Report how many lines hold the word "SERVICE"; answer with the number alone.

---------------

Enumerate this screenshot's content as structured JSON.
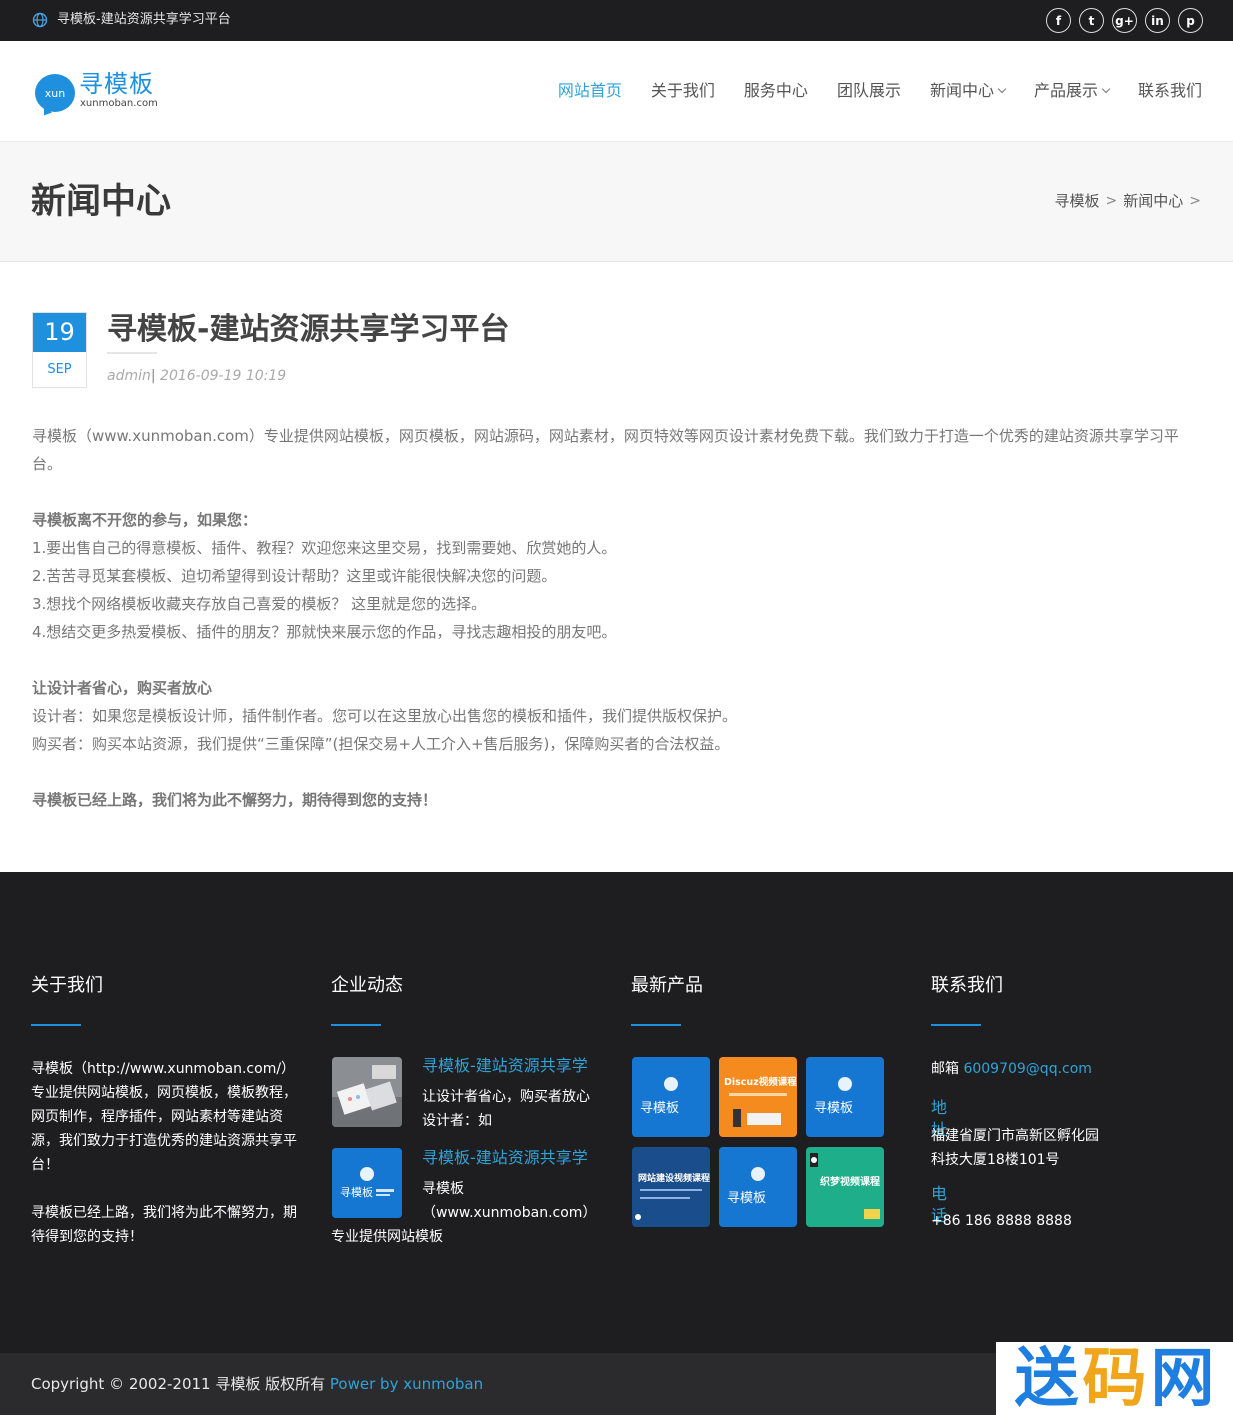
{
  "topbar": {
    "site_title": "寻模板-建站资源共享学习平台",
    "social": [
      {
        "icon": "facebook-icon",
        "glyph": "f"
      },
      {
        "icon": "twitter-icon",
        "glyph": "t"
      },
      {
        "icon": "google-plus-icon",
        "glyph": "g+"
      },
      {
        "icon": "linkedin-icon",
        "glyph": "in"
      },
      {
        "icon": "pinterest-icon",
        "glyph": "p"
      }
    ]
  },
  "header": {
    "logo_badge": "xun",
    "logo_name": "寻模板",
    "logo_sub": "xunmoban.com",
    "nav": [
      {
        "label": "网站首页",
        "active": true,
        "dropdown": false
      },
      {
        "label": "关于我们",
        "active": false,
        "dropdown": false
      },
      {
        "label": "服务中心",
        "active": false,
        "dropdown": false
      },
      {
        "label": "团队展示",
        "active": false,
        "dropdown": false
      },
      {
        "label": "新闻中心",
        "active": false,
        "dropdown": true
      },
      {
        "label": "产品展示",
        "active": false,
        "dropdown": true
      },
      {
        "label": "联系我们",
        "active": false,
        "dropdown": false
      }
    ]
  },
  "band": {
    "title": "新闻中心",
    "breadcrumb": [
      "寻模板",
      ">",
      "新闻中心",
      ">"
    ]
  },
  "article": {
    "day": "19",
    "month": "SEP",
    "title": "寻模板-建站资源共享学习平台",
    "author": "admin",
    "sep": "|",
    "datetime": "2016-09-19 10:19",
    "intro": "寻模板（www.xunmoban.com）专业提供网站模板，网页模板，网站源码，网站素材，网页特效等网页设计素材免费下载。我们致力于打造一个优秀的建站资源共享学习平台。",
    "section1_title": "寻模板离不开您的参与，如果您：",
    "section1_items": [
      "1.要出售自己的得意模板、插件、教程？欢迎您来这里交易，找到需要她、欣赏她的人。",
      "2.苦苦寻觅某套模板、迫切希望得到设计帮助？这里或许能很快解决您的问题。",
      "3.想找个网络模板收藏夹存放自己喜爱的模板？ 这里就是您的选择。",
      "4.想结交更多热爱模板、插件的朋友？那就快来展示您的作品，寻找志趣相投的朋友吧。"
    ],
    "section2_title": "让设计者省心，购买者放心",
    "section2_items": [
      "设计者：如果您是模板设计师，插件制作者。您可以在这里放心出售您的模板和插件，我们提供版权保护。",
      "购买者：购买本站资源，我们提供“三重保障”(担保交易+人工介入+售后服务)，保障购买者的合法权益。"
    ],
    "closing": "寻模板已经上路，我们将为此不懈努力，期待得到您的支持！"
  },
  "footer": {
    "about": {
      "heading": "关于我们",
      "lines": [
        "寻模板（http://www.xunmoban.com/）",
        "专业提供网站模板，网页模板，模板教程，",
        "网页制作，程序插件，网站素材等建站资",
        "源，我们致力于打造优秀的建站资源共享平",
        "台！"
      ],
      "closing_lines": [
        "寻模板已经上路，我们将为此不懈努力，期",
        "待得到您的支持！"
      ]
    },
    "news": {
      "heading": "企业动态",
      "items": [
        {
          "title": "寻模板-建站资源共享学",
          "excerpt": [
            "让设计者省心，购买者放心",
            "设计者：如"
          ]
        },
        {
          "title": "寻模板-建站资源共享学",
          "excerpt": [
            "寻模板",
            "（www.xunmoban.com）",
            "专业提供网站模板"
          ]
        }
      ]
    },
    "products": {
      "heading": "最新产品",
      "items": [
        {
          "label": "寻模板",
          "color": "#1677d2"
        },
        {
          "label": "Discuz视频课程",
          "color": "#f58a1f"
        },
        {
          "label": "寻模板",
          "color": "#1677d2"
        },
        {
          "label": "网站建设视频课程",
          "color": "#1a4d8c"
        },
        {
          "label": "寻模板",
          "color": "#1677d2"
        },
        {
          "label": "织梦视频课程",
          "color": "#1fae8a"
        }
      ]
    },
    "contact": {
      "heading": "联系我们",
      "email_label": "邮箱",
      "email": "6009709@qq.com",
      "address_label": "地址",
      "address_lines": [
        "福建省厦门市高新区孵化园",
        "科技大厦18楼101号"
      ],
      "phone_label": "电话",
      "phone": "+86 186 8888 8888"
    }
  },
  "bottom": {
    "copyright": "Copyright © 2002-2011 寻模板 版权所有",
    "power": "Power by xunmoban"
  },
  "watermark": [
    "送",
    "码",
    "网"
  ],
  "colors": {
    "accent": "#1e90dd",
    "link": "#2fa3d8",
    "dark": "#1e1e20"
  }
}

---------------

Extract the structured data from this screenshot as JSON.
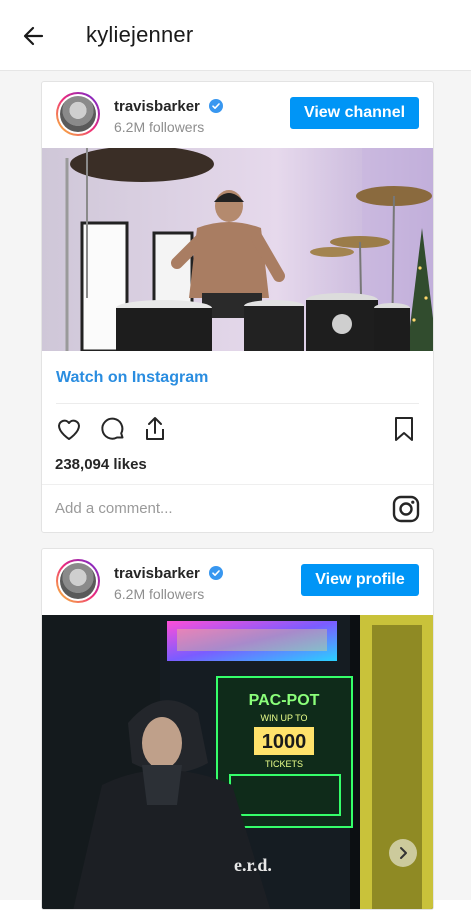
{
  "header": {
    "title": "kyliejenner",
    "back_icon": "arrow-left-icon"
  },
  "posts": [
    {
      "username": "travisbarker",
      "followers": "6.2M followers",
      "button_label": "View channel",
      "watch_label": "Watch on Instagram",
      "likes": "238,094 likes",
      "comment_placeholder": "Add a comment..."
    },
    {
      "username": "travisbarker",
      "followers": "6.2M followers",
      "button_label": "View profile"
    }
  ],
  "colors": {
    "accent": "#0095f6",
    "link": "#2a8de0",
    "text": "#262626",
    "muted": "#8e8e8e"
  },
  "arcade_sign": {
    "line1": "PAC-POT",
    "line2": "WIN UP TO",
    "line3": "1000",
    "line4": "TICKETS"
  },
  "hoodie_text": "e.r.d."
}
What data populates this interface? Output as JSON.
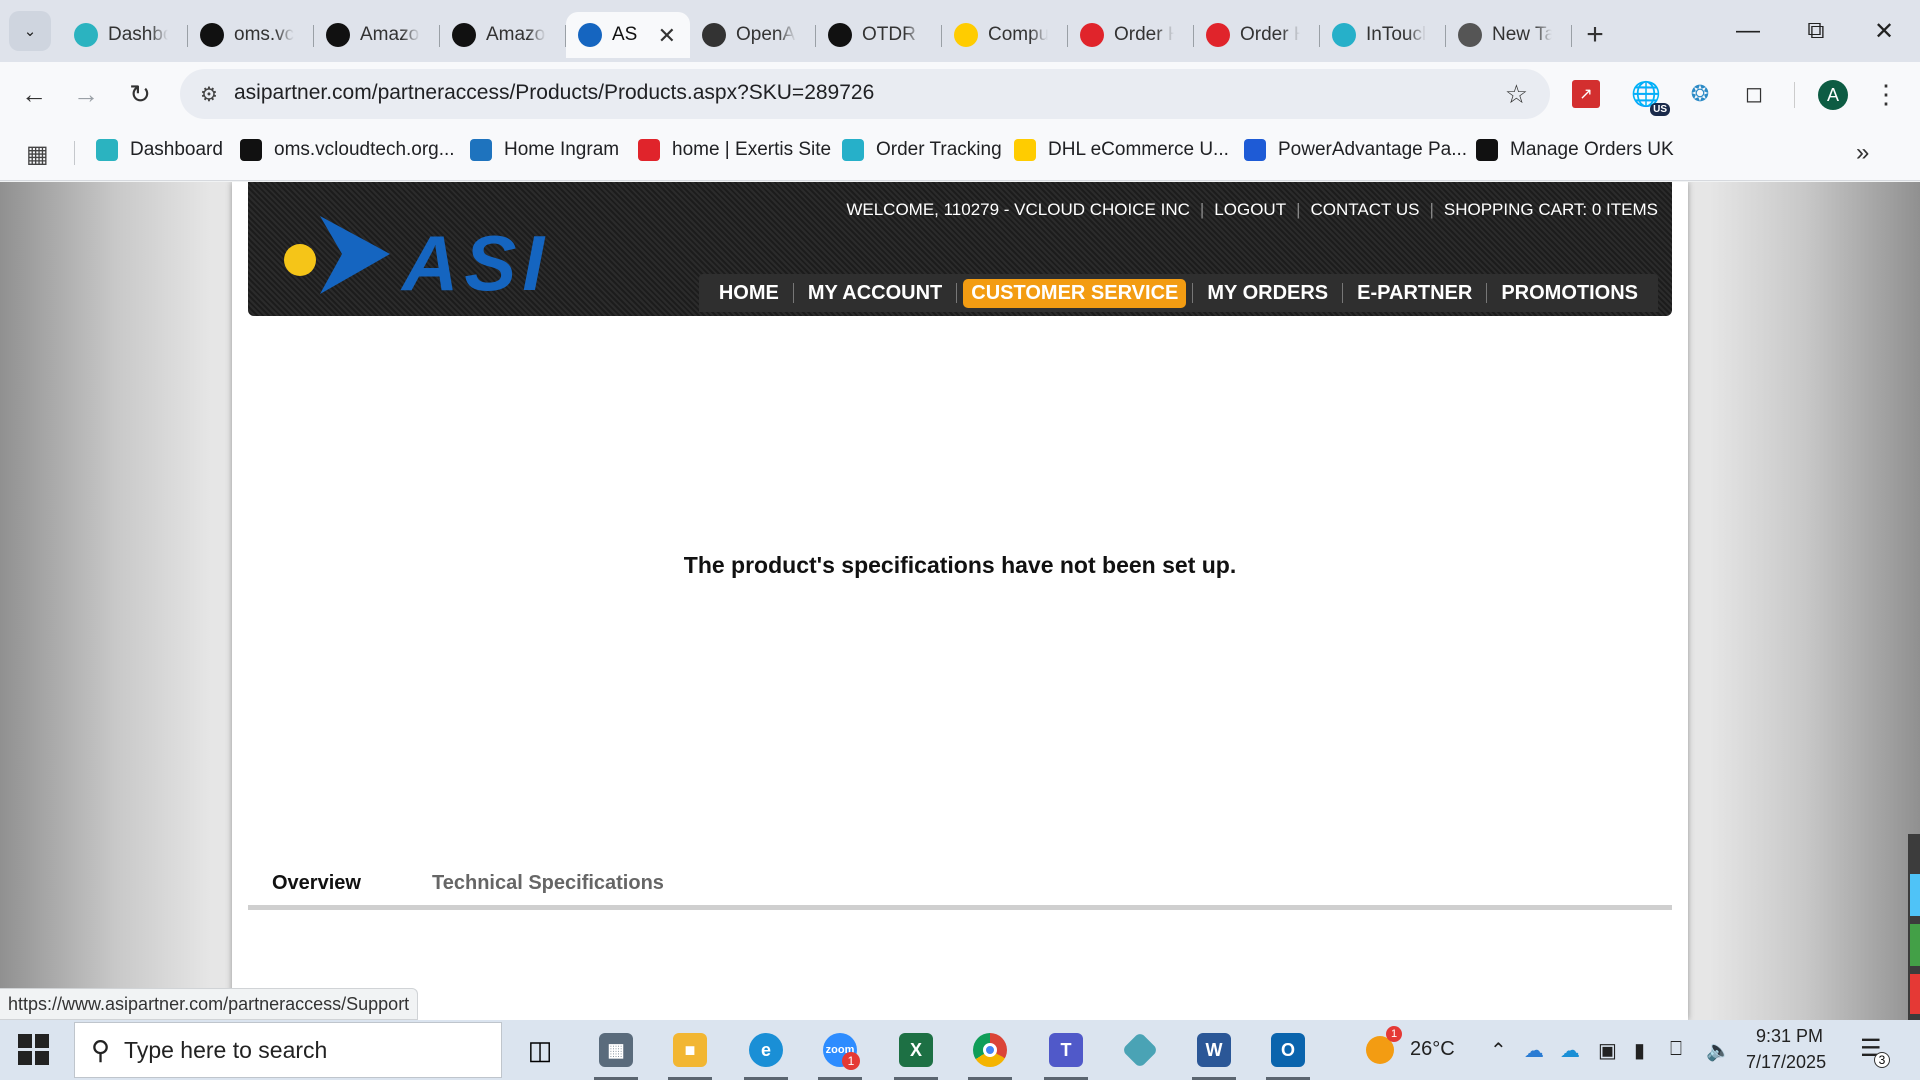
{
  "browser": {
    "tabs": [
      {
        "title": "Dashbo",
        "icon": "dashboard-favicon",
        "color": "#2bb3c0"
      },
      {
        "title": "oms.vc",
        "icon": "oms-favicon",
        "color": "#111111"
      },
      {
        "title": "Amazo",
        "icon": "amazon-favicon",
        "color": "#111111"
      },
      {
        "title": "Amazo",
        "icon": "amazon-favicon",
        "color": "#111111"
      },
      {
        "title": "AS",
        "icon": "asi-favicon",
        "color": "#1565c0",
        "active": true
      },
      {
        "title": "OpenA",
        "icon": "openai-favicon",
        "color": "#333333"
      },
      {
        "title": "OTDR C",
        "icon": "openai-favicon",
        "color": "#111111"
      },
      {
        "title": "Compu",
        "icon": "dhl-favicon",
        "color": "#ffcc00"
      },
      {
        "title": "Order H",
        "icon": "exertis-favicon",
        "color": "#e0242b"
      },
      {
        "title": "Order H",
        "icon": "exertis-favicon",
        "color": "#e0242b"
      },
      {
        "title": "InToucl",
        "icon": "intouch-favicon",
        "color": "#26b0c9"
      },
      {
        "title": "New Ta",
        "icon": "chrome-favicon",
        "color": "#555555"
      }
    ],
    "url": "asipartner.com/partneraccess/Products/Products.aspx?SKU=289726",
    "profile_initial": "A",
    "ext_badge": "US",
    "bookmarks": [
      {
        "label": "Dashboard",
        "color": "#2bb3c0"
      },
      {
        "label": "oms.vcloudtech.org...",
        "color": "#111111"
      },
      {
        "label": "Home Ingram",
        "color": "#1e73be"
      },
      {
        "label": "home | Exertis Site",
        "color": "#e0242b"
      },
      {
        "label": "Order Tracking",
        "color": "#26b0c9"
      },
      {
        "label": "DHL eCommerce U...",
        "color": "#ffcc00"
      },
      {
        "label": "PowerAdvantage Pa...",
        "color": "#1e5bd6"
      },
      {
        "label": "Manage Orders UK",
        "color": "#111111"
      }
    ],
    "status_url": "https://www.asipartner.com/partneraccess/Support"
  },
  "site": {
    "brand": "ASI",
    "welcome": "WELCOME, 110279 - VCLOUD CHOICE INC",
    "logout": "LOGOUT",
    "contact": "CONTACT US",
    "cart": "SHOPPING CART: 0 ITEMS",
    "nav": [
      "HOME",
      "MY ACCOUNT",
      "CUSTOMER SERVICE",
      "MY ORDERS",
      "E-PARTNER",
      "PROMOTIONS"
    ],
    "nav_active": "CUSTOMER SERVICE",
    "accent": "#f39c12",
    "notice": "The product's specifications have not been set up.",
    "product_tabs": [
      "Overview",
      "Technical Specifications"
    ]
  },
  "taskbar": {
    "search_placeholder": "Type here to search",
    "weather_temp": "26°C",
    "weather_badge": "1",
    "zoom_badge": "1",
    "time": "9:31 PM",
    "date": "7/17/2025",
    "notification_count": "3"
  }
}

---------------

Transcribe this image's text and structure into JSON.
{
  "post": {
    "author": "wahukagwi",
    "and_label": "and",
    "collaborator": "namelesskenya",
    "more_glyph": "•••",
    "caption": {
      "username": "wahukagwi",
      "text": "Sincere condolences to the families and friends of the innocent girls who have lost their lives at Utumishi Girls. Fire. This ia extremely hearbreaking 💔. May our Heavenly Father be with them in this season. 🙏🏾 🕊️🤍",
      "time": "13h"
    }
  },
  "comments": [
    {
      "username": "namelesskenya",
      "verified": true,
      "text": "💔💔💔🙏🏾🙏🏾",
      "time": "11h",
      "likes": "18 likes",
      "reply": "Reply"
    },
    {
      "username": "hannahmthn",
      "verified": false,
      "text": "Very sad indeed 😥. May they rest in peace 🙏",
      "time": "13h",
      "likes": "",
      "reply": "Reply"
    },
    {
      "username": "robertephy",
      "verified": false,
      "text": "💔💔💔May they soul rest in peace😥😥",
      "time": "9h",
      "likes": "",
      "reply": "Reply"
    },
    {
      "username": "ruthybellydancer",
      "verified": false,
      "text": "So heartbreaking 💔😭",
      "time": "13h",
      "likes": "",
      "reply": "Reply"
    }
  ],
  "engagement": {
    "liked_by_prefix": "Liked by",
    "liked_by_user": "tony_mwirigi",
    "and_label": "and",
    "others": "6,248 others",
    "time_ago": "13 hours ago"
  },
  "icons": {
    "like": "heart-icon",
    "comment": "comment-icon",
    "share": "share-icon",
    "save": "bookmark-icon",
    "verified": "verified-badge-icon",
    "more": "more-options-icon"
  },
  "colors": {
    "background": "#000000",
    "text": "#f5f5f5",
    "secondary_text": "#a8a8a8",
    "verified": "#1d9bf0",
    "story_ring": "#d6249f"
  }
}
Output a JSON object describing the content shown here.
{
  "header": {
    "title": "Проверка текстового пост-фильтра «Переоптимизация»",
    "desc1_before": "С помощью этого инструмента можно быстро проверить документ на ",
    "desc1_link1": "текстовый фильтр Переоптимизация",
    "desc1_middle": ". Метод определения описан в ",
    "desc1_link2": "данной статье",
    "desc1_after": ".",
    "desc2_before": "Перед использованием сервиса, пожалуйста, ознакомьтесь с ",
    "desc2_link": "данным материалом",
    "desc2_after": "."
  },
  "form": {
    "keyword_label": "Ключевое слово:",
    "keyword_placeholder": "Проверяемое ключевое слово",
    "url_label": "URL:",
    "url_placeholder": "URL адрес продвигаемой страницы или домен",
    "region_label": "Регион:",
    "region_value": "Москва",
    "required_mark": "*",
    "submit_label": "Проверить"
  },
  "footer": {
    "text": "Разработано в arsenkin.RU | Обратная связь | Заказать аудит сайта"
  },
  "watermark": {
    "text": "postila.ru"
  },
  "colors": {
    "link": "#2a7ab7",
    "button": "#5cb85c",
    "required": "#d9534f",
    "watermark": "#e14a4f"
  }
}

---------------

▶ [WRITTEN SOLUTION] 2